Excerpts from a figure dataset:
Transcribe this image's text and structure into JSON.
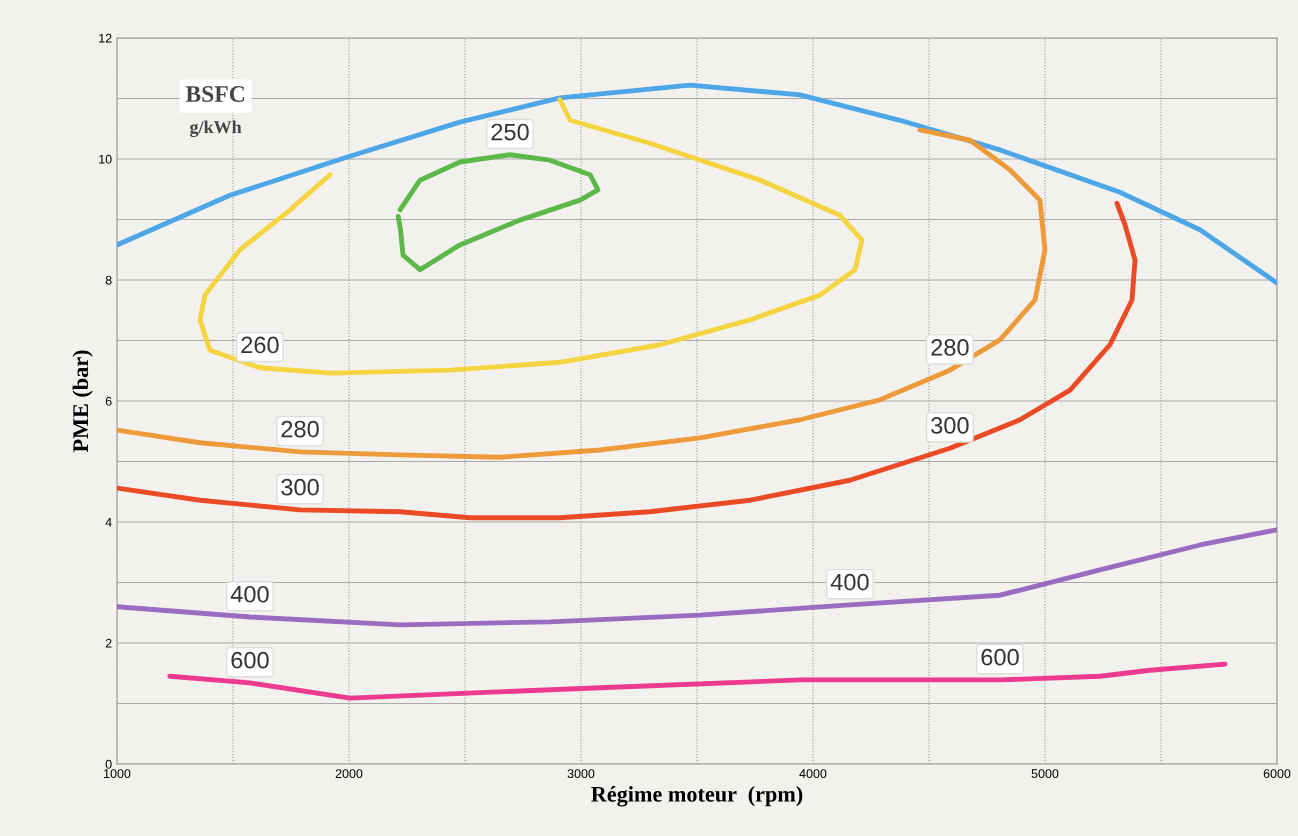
{
  "chart_data": {
    "type": "line",
    "xlabel": "Régime moteur  (rpm)",
    "ylabel": "PME (bar)",
    "xlim": [
      1000,
      6000
    ],
    "ylim": [
      0,
      12
    ],
    "xticks": [
      1000,
      {
        "value": 1500,
        "label": null
      },
      2000,
      {
        "value": 2500,
        "label": null
      },
      3000,
      {
        "value": 3500,
        "label": null
      },
      4000,
      {
        "value": 4500,
        "label": null
      },
      5000,
      {
        "value": 5500,
        "label": null
      },
      6000
    ],
    "yticks": [
      0,
      {
        "value": 1,
        "label": null
      },
      2,
      {
        "value": 3,
        "label": null
      },
      4,
      {
        "value": 5,
        "label": null
      },
      6,
      {
        "value": 7,
        "label": null
      },
      8,
      {
        "value": 9,
        "label": null
      },
      10,
      {
        "value": 11,
        "label": null
      },
      12
    ],
    "grid": true,
    "marker": "none",
    "line_style": "solid",
    "series": [
      {
        "color": "#4da6e8",
        "x": [
          1000,
          1487,
          1983,
          2478,
          2909,
          3470,
          3944,
          4375,
          4806,
          5323,
          5668,
          6000
        ],
        "values": [
          8.58,
          9.4,
          10.02,
          10.61,
          11.01,
          11.22,
          11.06,
          10.64,
          10.15,
          9.45,
          8.83,
          7.95
        ]
      },
      {
        "color": "#f5d442",
        "x": [
          2909,
          2953,
          3297,
          3772,
          4116,
          4211,
          4181,
          4030,
          3728,
          3341,
          2909,
          2435,
          1918,
          1616,
          1400,
          1358,
          1379,
          1530,
          1746,
          1918
        ],
        "values": [
          10.98,
          10.64,
          10.26,
          9.65,
          9.07,
          8.66,
          8.17,
          7.75,
          7.34,
          6.93,
          6.64,
          6.51,
          6.46,
          6.55,
          6.84,
          7.34,
          7.75,
          8.5,
          9.16,
          9.74
        ]
      },
      {
        "color": "#5cb848",
        "x": [
          2220,
          2306,
          2478,
          2694,
          2866,
          3039,
          3073,
          2996,
          2737,
          2478,
          2306,
          2233,
          2222,
          2212
        ],
        "values": [
          9.16,
          9.65,
          9.95,
          10.07,
          9.98,
          9.74,
          9.49,
          9.32,
          8.99,
          8.58,
          8.17,
          8.41,
          8.83,
          9.05
        ]
      },
      {
        "color": "#ec9a3a",
        "x": [
          1000,
          1358,
          1789,
          2220,
          2651,
          3082,
          3513,
          3944,
          4289,
          4590,
          4806,
          4957,
          5000,
          4978,
          4849,
          4677,
          4461
        ],
        "values": [
          5.52,
          5.31,
          5.16,
          5.11,
          5.07,
          5.19,
          5.39,
          5.69,
          6.02,
          6.51,
          7.01,
          7.67,
          8.5,
          9.32,
          9.82,
          10.31,
          10.48
        ]
      },
      {
        "color": "#ec4a25",
        "x": [
          1000,
          1358,
          1789,
          2220,
          2522,
          2909,
          3297,
          3728,
          4159,
          4590,
          4892,
          5108,
          5280,
          5375,
          5388,
          5345,
          5310
        ],
        "values": [
          4.56,
          4.36,
          4.2,
          4.17,
          4.07,
          4.07,
          4.17,
          4.36,
          4.69,
          5.22,
          5.69,
          6.18,
          6.93,
          7.67,
          8.33,
          8.91,
          9.27
        ]
      },
      {
        "color": "#9a6cc0",
        "x": [
          1000,
          1573,
          2220,
          2866,
          3513,
          4159,
          4806,
          5237,
          5668,
          6000
        ],
        "values": [
          2.6,
          2.43,
          2.3,
          2.35,
          2.46,
          2.63,
          2.79,
          3.21,
          3.62,
          3.87
        ]
      },
      {
        "color": "#ec3a8e",
        "x": [
          1228,
          1573,
          2004,
          2435,
          3082,
          3944,
          4806,
          5237,
          5453,
          5776
        ],
        "values": [
          1.45,
          1.34,
          1.09,
          1.16,
          1.26,
          1.39,
          1.39,
          1.45,
          1.55,
          1.65
        ]
      }
    ],
    "annotations": [
      "BSFC",
      "g/kWh",
      {
        "text": "250",
        "x": 2694,
        "y": 10.07
      },
      {
        "text": "260",
        "x": 1616,
        "y": 6.55
      },
      {
        "text": "280",
        "x": 1789,
        "y": 5.16
      },
      {
        "text": "300",
        "x": 1789,
        "y": 4.2
      },
      {
        "text": "400",
        "x": 1573,
        "y": 2.43
      },
      {
        "text": "600",
        "x": 1573,
        "y": 1.34
      },
      {
        "text": "280",
        "x": 4590,
        "y": 6.51
      },
      {
        "text": "300",
        "x": 4590,
        "y": 5.22
      },
      {
        "text": "400",
        "x": 4159,
        "y": 2.63
      },
      {
        "text": "600",
        "x": 4806,
        "y": 1.39
      }
    ]
  }
}
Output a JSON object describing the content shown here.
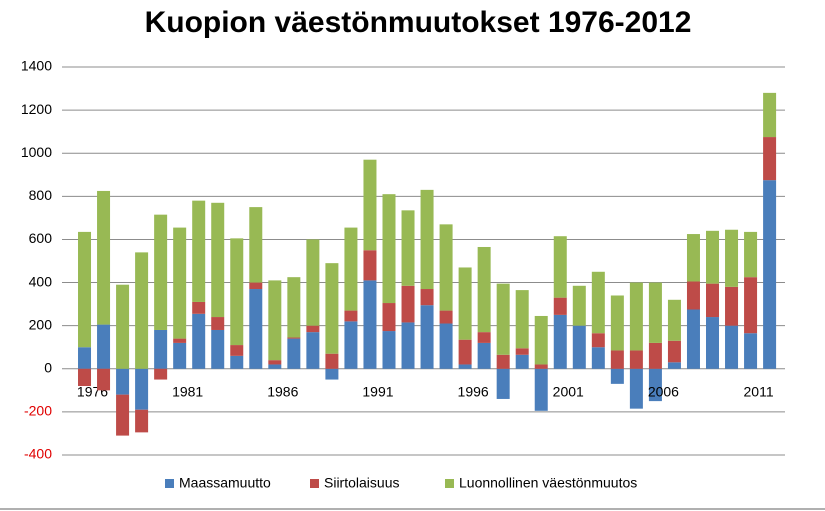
{
  "chart_data": {
    "type": "stacked_bar",
    "title": "Kuopion väestönmuutokset  1976-2012",
    "categories": [
      "1976",
      null,
      null,
      null,
      null,
      "1981",
      null,
      null,
      null,
      null,
      "1986",
      null,
      null,
      null,
      null,
      "1991",
      null,
      null,
      null,
      null,
      "1996",
      null,
      null,
      null,
      null,
      "2001",
      null,
      null,
      null,
      null,
      "2006",
      null,
      null,
      null,
      null,
      "2011",
      null
    ],
    "series": [
      {
        "name": "Maassamuutto",
        "color": "#4a7ebb",
        "values": [
          100,
          205,
          -120,
          -190,
          180,
          120,
          255,
          180,
          60,
          370,
          20,
          140,
          170,
          -50,
          220,
          410,
          175,
          215,
          295,
          210,
          20,
          120,
          -140,
          65,
          -195,
          250,
          200,
          100,
          -70,
          -185,
          -150,
          30,
          275,
          240,
          200,
          165,
          875
        ]
      },
      {
        "name": "Siirtolaisuus",
        "color": "#be4b48",
        "values": [
          -80,
          -100,
          -190,
          -105,
          -50,
          20,
          55,
          60,
          50,
          30,
          20,
          5,
          30,
          70,
          50,
          140,
          130,
          170,
          75,
          60,
          115,
          50,
          65,
          30,
          20,
          80,
          0,
          65,
          85,
          85,
          120,
          100,
          130,
          155,
          180,
          260,
          200
        ]
      },
      {
        "name": "Luonnollinen väestönmuutos",
        "color": "#98b954",
        "values": [
          535,
          620,
          390,
          540,
          535,
          515,
          470,
          530,
          495,
          350,
          370,
          280,
          400,
          420,
          385,
          420,
          505,
          350,
          460,
          400,
          335,
          395,
          330,
          270,
          225,
          285,
          185,
          285,
          255,
          315,
          280,
          190,
          220,
          245,
          265,
          210,
          205
        ]
      }
    ],
    "ylim": [
      -400,
      1400
    ],
    "yticks": [
      -400,
      -200,
      0,
      200,
      400,
      600,
      800,
      1000,
      1200,
      1400
    ],
    "grid": true
  }
}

_Prompt_
Transcribe the listing in full. Omit the pictures and keep every line exact.

_Output below_
Transcribe this image's text and structure into JSON.
{
  "chart_data": {
    "type": "line",
    "xlabel": "Régime moteur  (rpm)",
    "ylabel": "PME (bar)",
    "xlim": [
      1000,
      6000
    ],
    "ylim": [
      0,
      12
    ],
    "xticks": [
      1000,
      {
        "value": 1500,
        "label": null
      },
      2000,
      {
        "value": 2500,
        "label": null
      },
      3000,
      {
        "value": 3500,
        "label": null
      },
      4000,
      {
        "value": 4500,
        "label": null
      },
      5000,
      {
        "value": 5500,
        "label": null
      },
      6000
    ],
    "yticks": [
      0,
      {
        "value": 1,
        "label": null
      },
      2,
      {
        "value": 3,
        "label": null
      },
      4,
      {
        "value": 5,
        "label": null
      },
      6,
      {
        "value": 7,
        "label": null
      },
      8,
      {
        "value": 9,
        "label": null
      },
      10,
      {
        "value": 11,
        "label": null
      },
      12
    ],
    "grid": true,
    "marker": "none",
    "line_style": "solid",
    "series": [
      {
        "color": "#4da6e8",
        "x": [
          1000,
          1487,
          1983,
          2478,
          2909,
          3470,
          3944,
          4375,
          4806,
          5323,
          5668,
          6000
        ],
        "values": [
          8.58,
          9.4,
          10.02,
          10.61,
          11.01,
          11.22,
          11.06,
          10.64,
          10.15,
          9.45,
          8.83,
          7.95
        ]
      },
      {
        "color": "#f5d442",
        "x": [
          2909,
          2953,
          3297,
          3772,
          4116,
          4211,
          4181,
          4030,
          3728,
          3341,
          2909,
          2435,
          1918,
          1616,
          1400,
          1358,
          1379,
          1530,
          1746,
          1918
        ],
        "values": [
          10.98,
          10.64,
          10.26,
          9.65,
          9.07,
          8.66,
          8.17,
          7.75,
          7.34,
          6.93,
          6.64,
          6.51,
          6.46,
          6.55,
          6.84,
          7.34,
          7.75,
          8.5,
          9.16,
          9.74
        ]
      },
      {
        "color": "#5cb848",
        "x": [
          2220,
          2306,
          2478,
          2694,
          2866,
          3039,
          3073,
          2996,
          2737,
          2478,
          2306,
          2233,
          2222,
          2212
        ],
        "values": [
          9.16,
          9.65,
          9.95,
          10.07,
          9.98,
          9.74,
          9.49,
          9.32,
          8.99,
          8.58,
          8.17,
          8.41,
          8.83,
          9.05
        ]
      },
      {
        "color": "#ec9a3a",
        "x": [
          1000,
          1358,
          1789,
          2220,
          2651,
          3082,
          3513,
          3944,
          4289,
          4590,
          4806,
          4957,
          5000,
          4978,
          4849,
          4677,
          4461
        ],
        "values": [
          5.52,
          5.31,
          5.16,
          5.11,
          5.07,
          5.19,
          5.39,
          5.69,
          6.02,
          6.51,
          7.01,
          7.67,
          8.5,
          9.32,
          9.82,
          10.31,
          10.48
        ]
      },
      {
        "color": "#ec4a25",
        "x": [
          1000,
          1358,
          1789,
          2220,
          2522,
          2909,
          3297,
          3728,
          4159,
          4590,
          4892,
          5108,
          5280,
          5375,
          5388,
          5345,
          5310
        ],
        "values": [
          4.56,
          4.36,
          4.2,
          4.17,
          4.07,
          4.07,
          4.17,
          4.36,
          4.69,
          5.22,
          5.69,
          6.18,
          6.93,
          7.67,
          8.33,
          8.91,
          9.27
        ]
      },
      {
        "color": "#9a6cc0",
        "x": [
          1000,
          1573,
          2220,
          2866,
          3513,
          4159,
          4806,
          5237,
          5668,
          6000
        ],
        "values": [
          2.6,
          2.43,
          2.3,
          2.35,
          2.46,
          2.63,
          2.79,
          3.21,
          3.62,
          3.87
        ]
      },
      {
        "color": "#ec3a8e",
        "x": [
          1228,
          1573,
          2004,
          2435,
          3082,
          3944,
          4806,
          5237,
          5453,
          5776
        ],
        "values": [
          1.45,
          1.34,
          1.09,
          1.16,
          1.26,
          1.39,
          1.39,
          1.45,
          1.55,
          1.65
        ]
      }
    ],
    "annotations": [
      "BSFC",
      "g/kWh",
      {
        "text": "250",
        "x": 2694,
        "y": 10.07
      },
      {
        "text": "260",
        "x": 1616,
        "y": 6.55
      },
      {
        "text": "280",
        "x": 1789,
        "y": 5.16
      },
      {
        "text": "300",
        "x": 1789,
        "y": 4.2
      },
      {
        "text": "400",
        "x": 1573,
        "y": 2.43
      },
      {
        "text": "600",
        "x": 1573,
        "y": 1.34
      },
      {
        "text": "280",
        "x": 4590,
        "y": 6.51
      },
      {
        "text": "300",
        "x": 4590,
        "y": 5.22
      },
      {
        "text": "400",
        "x": 4159,
        "y": 2.63
      },
      {
        "text": "600",
        "x": 4806,
        "y": 1.39
      }
    ]
  }
}
Output a JSON object describing the content shown here.
{
  "chart_data": {
    "type": "stacked_bar",
    "title": "Kuopion väestönmuutokset  1976-2012",
    "categories": [
      "1976",
      null,
      null,
      null,
      null,
      "1981",
      null,
      null,
      null,
      null,
      "1986",
      null,
      null,
      null,
      null,
      "1991",
      null,
      null,
      null,
      null,
      "1996",
      null,
      null,
      null,
      null,
      "2001",
      null,
      null,
      null,
      null,
      "2006",
      null,
      null,
      null,
      null,
      "2011",
      null
    ],
    "series": [
      {
        "name": "Maassamuutto",
        "color": "#4a7ebb",
        "values": [
          100,
          205,
          -120,
          -190,
          180,
          120,
          255,
          180,
          60,
          370,
          20,
          140,
          170,
          -50,
          220,
          410,
          175,
          215,
          295,
          210,
          20,
          120,
          -140,
          65,
          -195,
          250,
          200,
          100,
          -70,
          -185,
          -150,
          30,
          275,
          240,
          200,
          165,
          875
        ]
      },
      {
        "name": "Siirtolaisuus",
        "color": "#be4b48",
        "values": [
          -80,
          -100,
          -190,
          -105,
          -50,
          20,
          55,
          60,
          50,
          30,
          20,
          5,
          30,
          70,
          50,
          140,
          130,
          170,
          75,
          60,
          115,
          50,
          65,
          30,
          20,
          80,
          0,
          65,
          85,
          85,
          120,
          100,
          130,
          155,
          180,
          260,
          200
        ]
      },
      {
        "name": "Luonnollinen väestönmuutos",
        "color": "#98b954",
        "values": [
          535,
          620,
          390,
          540,
          535,
          515,
          470,
          530,
          495,
          350,
          370,
          280,
          400,
          420,
          385,
          420,
          505,
          350,
          460,
          400,
          335,
          395,
          330,
          270,
          225,
          285,
          185,
          285,
          255,
          315,
          280,
          190,
          220,
          245,
          265,
          210,
          205
        ]
      }
    ],
    "ylim": [
      -400,
      1400
    ],
    "yticks": [
      -400,
      -200,
      0,
      200,
      400,
      600,
      800,
      1000,
      1200,
      1400
    ],
    "grid": true
  }
}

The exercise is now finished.